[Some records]
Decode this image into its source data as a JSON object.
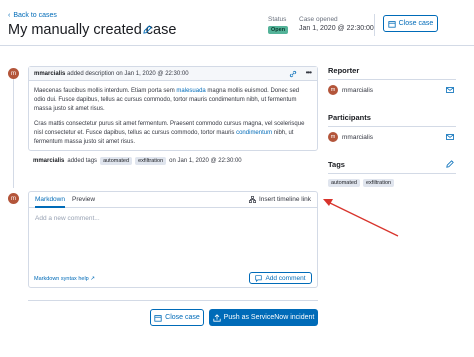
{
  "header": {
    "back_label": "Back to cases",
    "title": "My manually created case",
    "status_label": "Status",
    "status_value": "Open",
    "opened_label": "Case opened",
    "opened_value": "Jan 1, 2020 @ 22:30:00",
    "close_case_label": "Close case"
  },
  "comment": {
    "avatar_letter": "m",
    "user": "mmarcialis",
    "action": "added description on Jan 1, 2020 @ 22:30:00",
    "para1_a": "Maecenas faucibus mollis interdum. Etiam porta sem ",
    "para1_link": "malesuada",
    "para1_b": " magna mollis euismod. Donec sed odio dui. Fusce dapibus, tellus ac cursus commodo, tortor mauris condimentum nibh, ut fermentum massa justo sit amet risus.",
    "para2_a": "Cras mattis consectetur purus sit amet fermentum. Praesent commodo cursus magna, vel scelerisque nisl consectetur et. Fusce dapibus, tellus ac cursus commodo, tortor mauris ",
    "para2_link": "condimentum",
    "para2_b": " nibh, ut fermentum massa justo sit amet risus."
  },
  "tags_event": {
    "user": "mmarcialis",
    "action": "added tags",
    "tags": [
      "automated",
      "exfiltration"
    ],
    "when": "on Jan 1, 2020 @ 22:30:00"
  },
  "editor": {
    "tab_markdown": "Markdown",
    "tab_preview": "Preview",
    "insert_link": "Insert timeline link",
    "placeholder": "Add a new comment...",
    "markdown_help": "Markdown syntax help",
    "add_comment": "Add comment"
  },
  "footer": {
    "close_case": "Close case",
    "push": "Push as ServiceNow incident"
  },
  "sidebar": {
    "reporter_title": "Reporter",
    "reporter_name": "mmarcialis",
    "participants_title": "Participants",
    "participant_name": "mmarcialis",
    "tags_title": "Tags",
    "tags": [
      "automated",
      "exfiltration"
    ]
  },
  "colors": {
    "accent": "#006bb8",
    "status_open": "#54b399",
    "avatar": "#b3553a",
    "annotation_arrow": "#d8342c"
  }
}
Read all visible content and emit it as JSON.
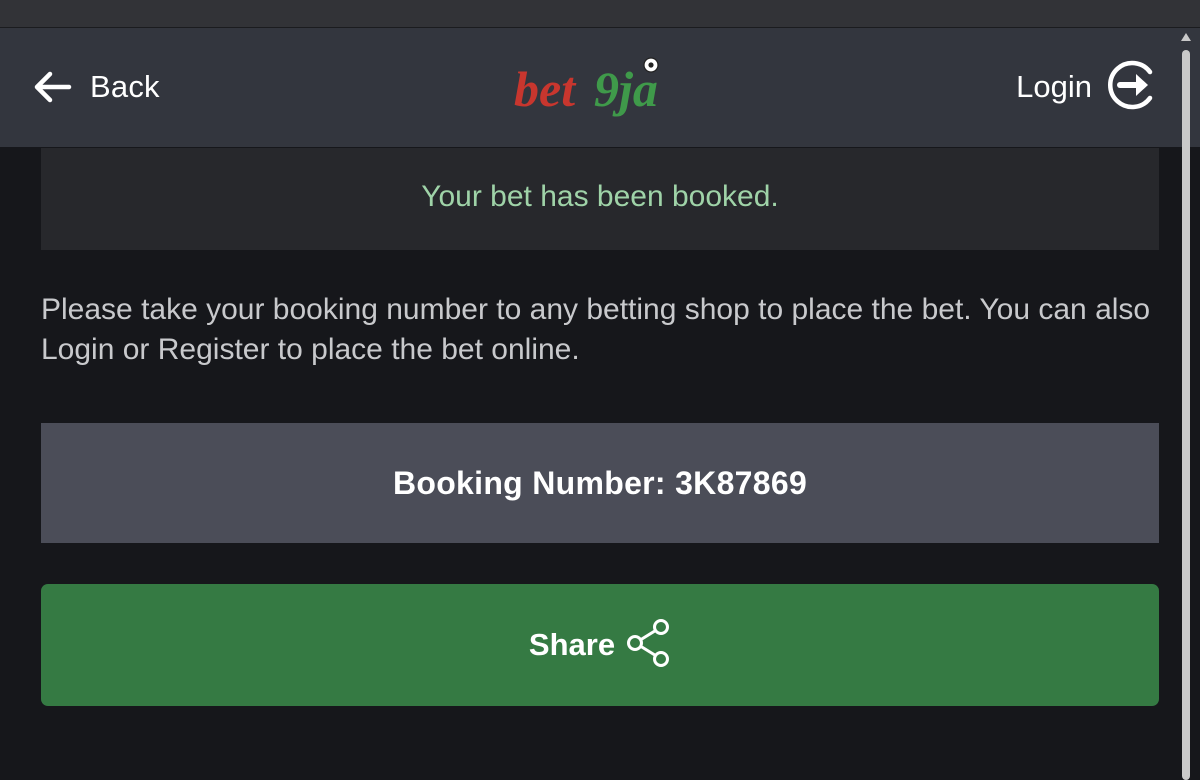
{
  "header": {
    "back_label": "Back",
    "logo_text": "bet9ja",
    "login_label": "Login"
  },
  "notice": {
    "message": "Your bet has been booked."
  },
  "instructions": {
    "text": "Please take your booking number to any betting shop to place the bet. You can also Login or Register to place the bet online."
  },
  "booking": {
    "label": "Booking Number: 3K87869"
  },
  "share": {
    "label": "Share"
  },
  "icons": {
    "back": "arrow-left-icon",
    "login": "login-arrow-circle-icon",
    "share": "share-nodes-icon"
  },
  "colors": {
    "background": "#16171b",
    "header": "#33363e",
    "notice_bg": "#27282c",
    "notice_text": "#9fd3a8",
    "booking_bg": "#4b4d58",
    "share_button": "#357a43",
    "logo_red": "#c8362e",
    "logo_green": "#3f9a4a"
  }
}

• **To be done**
Pull every line containing "action" from the data.

• **The reply**
    "action": "added description on Jan 1, 2020 @ 22:30:00",
    "action": "added tags",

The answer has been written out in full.